▸ WHAT NEEDS TO BE DONE: Go through the listing beneath this task and return every line that carries the string "attente".

Data entries:
◆ ◆ ◆ ◆ ◆ ◆ ◆
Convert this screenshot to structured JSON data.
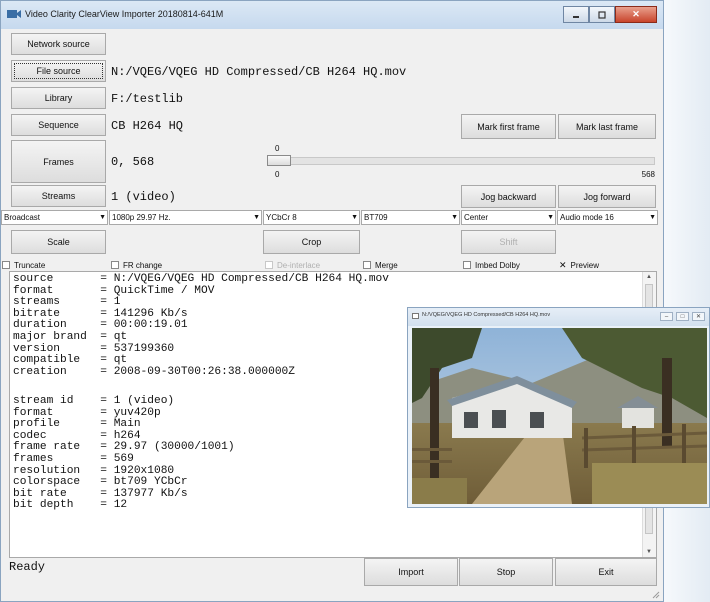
{
  "window": {
    "title": "Video Clarity ClearView Importer 20180814-641M",
    "controls": [
      "minimize",
      "maximize",
      "close"
    ],
    "close_glyph": "✕"
  },
  "buttons": {
    "network_source": "Network source",
    "file_source": "File source",
    "library": "Library",
    "sequence": "Sequence",
    "frames": "Frames",
    "streams": "Streams",
    "mark_first_frame": "Mark first frame",
    "mark_last_frame": "Mark last frame",
    "jog_backward": "Jog backward",
    "jog_forward": "Jog forward",
    "scale": "Scale",
    "crop": "Crop",
    "shift": "Shift",
    "import": "Import",
    "stop": "Stop",
    "exit": "Exit"
  },
  "values": {
    "file_source": "N:/VQEG/VQEG HD Compressed/CB H264 HQ.mov",
    "library": "F:/testlib",
    "sequence": "CB H264 HQ",
    "frames": "0, 568",
    "streams": "1 (video)"
  },
  "slider": {
    "top_value": "0",
    "bottom_min": "0",
    "bottom_max": "568"
  },
  "dropdowns": {
    "broadcast": "Broadcast",
    "format": "1080p 29.97 Hz.",
    "color": "YCbCr 8",
    "matrix": "BT709",
    "position": "Center",
    "audio": "Audio mode 16"
  },
  "checkboxes": {
    "truncate": {
      "label": "Truncate",
      "checked": false
    },
    "fr_change": {
      "label": "FR change",
      "checked": false
    },
    "de_interlace": {
      "label": "De-interlace",
      "checked": false,
      "disabled": true
    },
    "merge": {
      "label": "Merge",
      "checked": false
    },
    "imbed_dolby": {
      "label": "Imbed Dolby",
      "checked": false
    },
    "preview": {
      "label": "Preview",
      "checked": true,
      "mark": "✕"
    }
  },
  "info_lines": [
    "source       = N:/VQEG/VQEG HD Compressed/CB H264 HQ.mov",
    "format       = QuickTime / MOV",
    "streams      = 1",
    "bitrate      = 141296 Kb/s",
    "duration     = 00:00:19.01",
    "major brand  = qt",
    "version      = 537199360",
    "compatible   = qt",
    "creation     = 2008-09-30T00:26:38.000000Z",
    "",
    "stream id    = 1 (video)",
    "format       = yuv420p",
    "profile      = Main",
    "codec        = h264",
    "frame rate   = 29.97 (30000/1001)",
    "frames       = 569",
    "resolution   = 1920x1080",
    "colorspace   = bt709 YCbCr",
    "bit rate     = 137977 Kb/s",
    "bit depth    = 12"
  ],
  "status": "Ready",
  "preview_window": {
    "title": "N:/VQEG/VQEG HD Compressed/CB H264 HQ.mov"
  },
  "icons": {
    "app": "video-camera-icon",
    "dropdown": "chevron-down-icon",
    "scroll_up": "up-arrow-icon",
    "scroll_down": "down-arrow-icon",
    "resize": "resize-grip-icon"
  }
}
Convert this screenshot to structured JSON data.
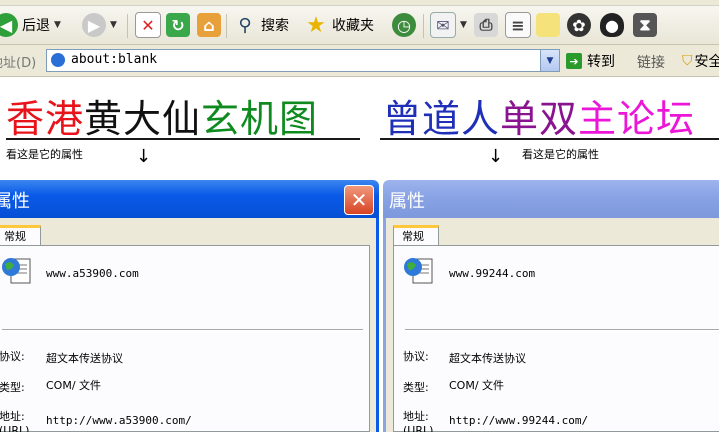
{
  "toolbar": {
    "back_label": "后退",
    "search_label": "搜索",
    "favorites_label": "收藏夹"
  },
  "address": {
    "label": "地址(D)",
    "url": "about:blank",
    "go_label": "转到",
    "links_label": "链接",
    "security_label": "安全"
  },
  "headlines": {
    "left": [
      {
        "text": "香港",
        "color": "#e8141c"
      },
      {
        "text": "黄大仙",
        "color": "#111111"
      },
      {
        "text": "玄机图",
        "color": "#0f8a1e"
      }
    ],
    "right": [
      {
        "text": "曾道人",
        "color": "#1f2fb8"
      },
      {
        "text": "单双",
        "color": "#8a1490"
      },
      {
        "text": "主论坛",
        "color": "#ec16d8"
      }
    ]
  },
  "hints": {
    "left": "看这是它的属性",
    "right": "看这是它的属性"
  },
  "dialogs": {
    "left": {
      "title": "属性",
      "tab": "常规",
      "name": "www.a53900.com",
      "protocol_label": "协议:",
      "protocol": "超文本传送协议",
      "type_label": "类型:",
      "type": "COM/ 文件",
      "address_label": "地址:",
      "address_label_sub": "(URL)",
      "address": "http://www.a53900.com/"
    },
    "right": {
      "title": "属性",
      "tab": "常规",
      "name": "www.99244.com",
      "protocol_label": "协议:",
      "protocol": "超文本传送协议",
      "type_label": "类型:",
      "type": "COM/ 文件",
      "address_label": "地址:",
      "address_label_sub": "(URL)",
      "address": "http://www.99244.com/"
    }
  },
  "colors": {
    "title_active": "#0a5ae8",
    "title_inactive": "#8aa4e6",
    "dialog_face": "#ece9d8"
  }
}
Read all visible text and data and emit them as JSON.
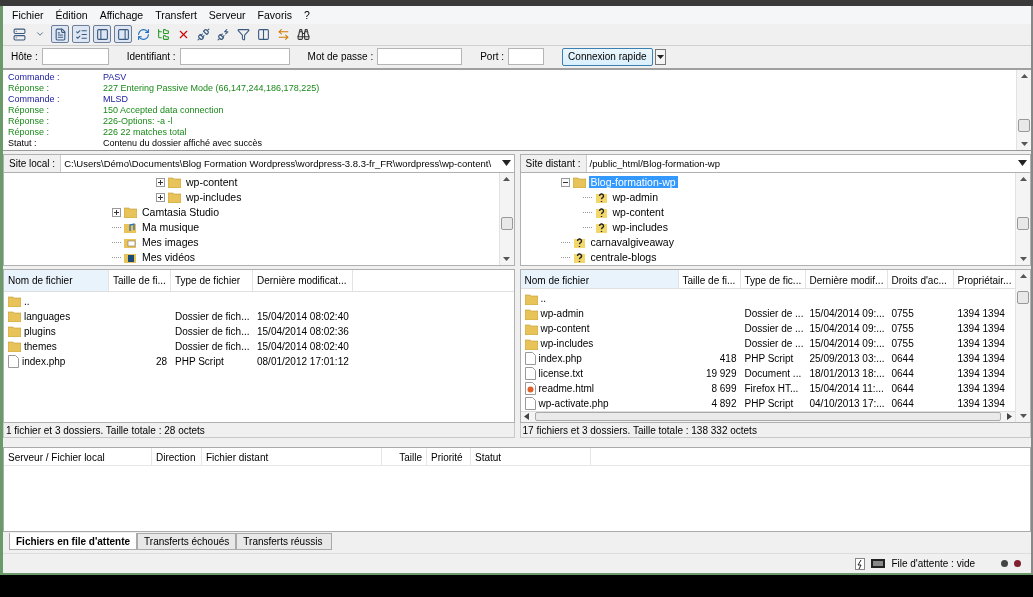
{
  "menu": [
    "Fichier",
    "Édition",
    "Affichage",
    "Transfert",
    "Serveur",
    "Favoris",
    "?"
  ],
  "toolbar": [
    {
      "kind": "sitemanager",
      "pressed": false
    },
    {
      "kind": "dropdown",
      "pressed": false
    },
    {
      "kind": "log",
      "pressed": true
    },
    {
      "kind": "tree",
      "pressed": true
    },
    {
      "kind": "localtree",
      "pressed": true
    },
    {
      "kind": "remotetree",
      "pressed": true
    },
    {
      "kind": "refresh",
      "pressed": false
    },
    {
      "kind": "process",
      "pressed": false
    },
    {
      "kind": "cancel",
      "pressed": false
    },
    {
      "kind": "disconnect",
      "pressed": false
    },
    {
      "kind": "reconnect",
      "pressed": false
    },
    {
      "kind": "filter",
      "pressed": false
    },
    {
      "kind": "compare",
      "pressed": false
    },
    {
      "kind": "sync",
      "pressed": false
    },
    {
      "kind": "search",
      "pressed": false
    }
  ],
  "quickconnect": {
    "fields": [
      {
        "label": "Hôte :"
      },
      {
        "label": "Identifiant :"
      },
      {
        "label": "Mot de passe :"
      },
      {
        "label": "Port :"
      }
    ],
    "button": "Connexion rapide"
  },
  "log": [
    {
      "kind": "command",
      "label": "Commande :",
      "text": "PASV"
    },
    {
      "kind": "response",
      "label": "Réponse :",
      "text": "227 Entering Passive Mode (66,147,244,186,178,225)"
    },
    {
      "kind": "command",
      "label": "Commande :",
      "text": "MLSD"
    },
    {
      "kind": "response",
      "label": "Réponse :",
      "text": "150 Accepted data connection"
    },
    {
      "kind": "response",
      "label": "Réponse :",
      "text": "226-Options: -a -l"
    },
    {
      "kind": "response",
      "label": "Réponse :",
      "text": "226 22 matches total"
    },
    {
      "kind": "status",
      "label": "Statut :",
      "text": "Contenu du dossier affiché avec succès"
    }
  ],
  "local": {
    "site_label": "Site local :",
    "path": "C:\\Users\\Démo\\Documents\\Blog Formation Wordpress\\wordpress-3.8.3-fr_FR\\wordpress\\wp-content\\",
    "tree": [
      {
        "children": [
          {
            "children": [
              {
                "label": "wp-content",
                "kind": "folder",
                "expanded": false,
                "selected": false
              },
              {
                "label": "wp-includes",
                "kind": "folder",
                "expanded": false,
                "selected": false
              }
            ]
          }
        ]
      },
      {
        "label": "Camtasia Studio",
        "kind": "folder",
        "expanded": false,
        "selected": false
      },
      {
        "label": "Ma musique",
        "kind": "music",
        "selected": false
      },
      {
        "label": "Mes images",
        "kind": "images",
        "selected": false
      },
      {
        "label": "Mes vidéos",
        "kind": "videos",
        "selected": false
      }
    ],
    "columns": [
      "Nom de fichier",
      "Taille de fi...",
      "Type de fichier",
      "Dernière modificat..."
    ],
    "rows": [
      {
        "kind": "folder",
        "cells": [
          "..",
          "",
          "",
          ""
        ]
      },
      {
        "kind": "folder",
        "cells": [
          "languages",
          "",
          "Dossier de fich...",
          "15/04/2014 08:02:40"
        ]
      },
      {
        "kind": "folder",
        "cells": [
          "plugins",
          "",
          "Dossier de fich...",
          "15/04/2014 08:02:36"
        ]
      },
      {
        "kind": "folder",
        "cells": [
          "themes",
          "",
          "Dossier de fich...",
          "15/04/2014 08:02:40"
        ]
      },
      {
        "kind": "file",
        "cells": [
          "index.php",
          "28",
          "PHP Script",
          "08/01/2012 17:01:12"
        ]
      }
    ],
    "status": "1 fichier et 3 dossiers. Taille totale : 28 octets"
  },
  "remote": {
    "site_label": "Site distant :",
    "path": "/public_html/Blog-formation-wp",
    "tree": [
      {
        "label": "Blog-formation-wp",
        "kind": "folder",
        "expanded": true,
        "selected": true,
        "children": [
          {
            "label": "wp-admin",
            "kind": "unknown",
            "selected": false
          },
          {
            "label": "wp-content",
            "kind": "unknown",
            "selected": false
          },
          {
            "label": "wp-includes",
            "kind": "unknown",
            "selected": false
          }
        ]
      },
      {
        "label": "carnavalgiveaway",
        "kind": "unknown",
        "selected": false
      },
      {
        "label": "centrale-blogs",
        "kind": "unknown",
        "selected": false
      }
    ],
    "columns": [
      "Nom de fichier",
      "Taille de fi...",
      "Type de fic...",
      "Dernière modif...",
      "Droits d'ac...",
      "Propriétair..."
    ],
    "rows": [
      {
        "kind": "folder",
        "cells": [
          "..",
          "",
          "",
          "",
          "",
          ""
        ]
      },
      {
        "kind": "folder",
        "cells": [
          "wp-admin",
          "",
          "Dossier de ...",
          "15/04/2014 09:...",
          "0755",
          "1394 1394"
        ]
      },
      {
        "kind": "folder",
        "cells": [
          "wp-content",
          "",
          "Dossier de ...",
          "15/04/2014 09:...",
          "0755",
          "1394 1394"
        ]
      },
      {
        "kind": "folder",
        "cells": [
          "wp-includes",
          "",
          "Dossier de ...",
          "15/04/2014 09:...",
          "0755",
          "1394 1394"
        ]
      },
      {
        "kind": "file",
        "cells": [
          "index.php",
          "418",
          "PHP Script",
          "25/09/2013 03:...",
          "0644",
          "1394 1394"
        ]
      },
      {
        "kind": "file",
        "cells": [
          "license.txt",
          "19 929",
          "Document ...",
          "18/01/2013 18:...",
          "0644",
          "1394 1394"
        ]
      },
      {
        "kind": "html",
        "cells": [
          "readme.html",
          "8 699",
          "Firefox HT...",
          "15/04/2014 11:...",
          "0644",
          "1394 1394"
        ]
      },
      {
        "kind": "file",
        "cells": [
          "wp-activate.php",
          "4 892",
          "PHP Script",
          "04/10/2013 17:...",
          "0644",
          "1394 1394"
        ]
      }
    ],
    "status": "17 fichiers et 3 dossiers. Taille totale : 138 332 octets"
  },
  "queue": {
    "columns": [
      "Serveur / Fichier local",
      "Direction",
      "Fichier distant",
      "Taille",
      "Priorité",
      "Statut"
    ],
    "tabs": [
      {
        "label": "Fichiers en file d'attente",
        "selected": true
      },
      {
        "label": "Transferts échoués",
        "selected": false
      },
      {
        "label": "Transferts réussis",
        "selected": false
      }
    ]
  },
  "status_bar": {
    "queue": "File d'attente : vide"
  }
}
◆ ◆ ◆ ◆ ◆ ◆ ◆
▸ EXERCISE SOLUTION:
        "label": "Fichiers en file d'attente",
    "queue": "File d'attente : vide"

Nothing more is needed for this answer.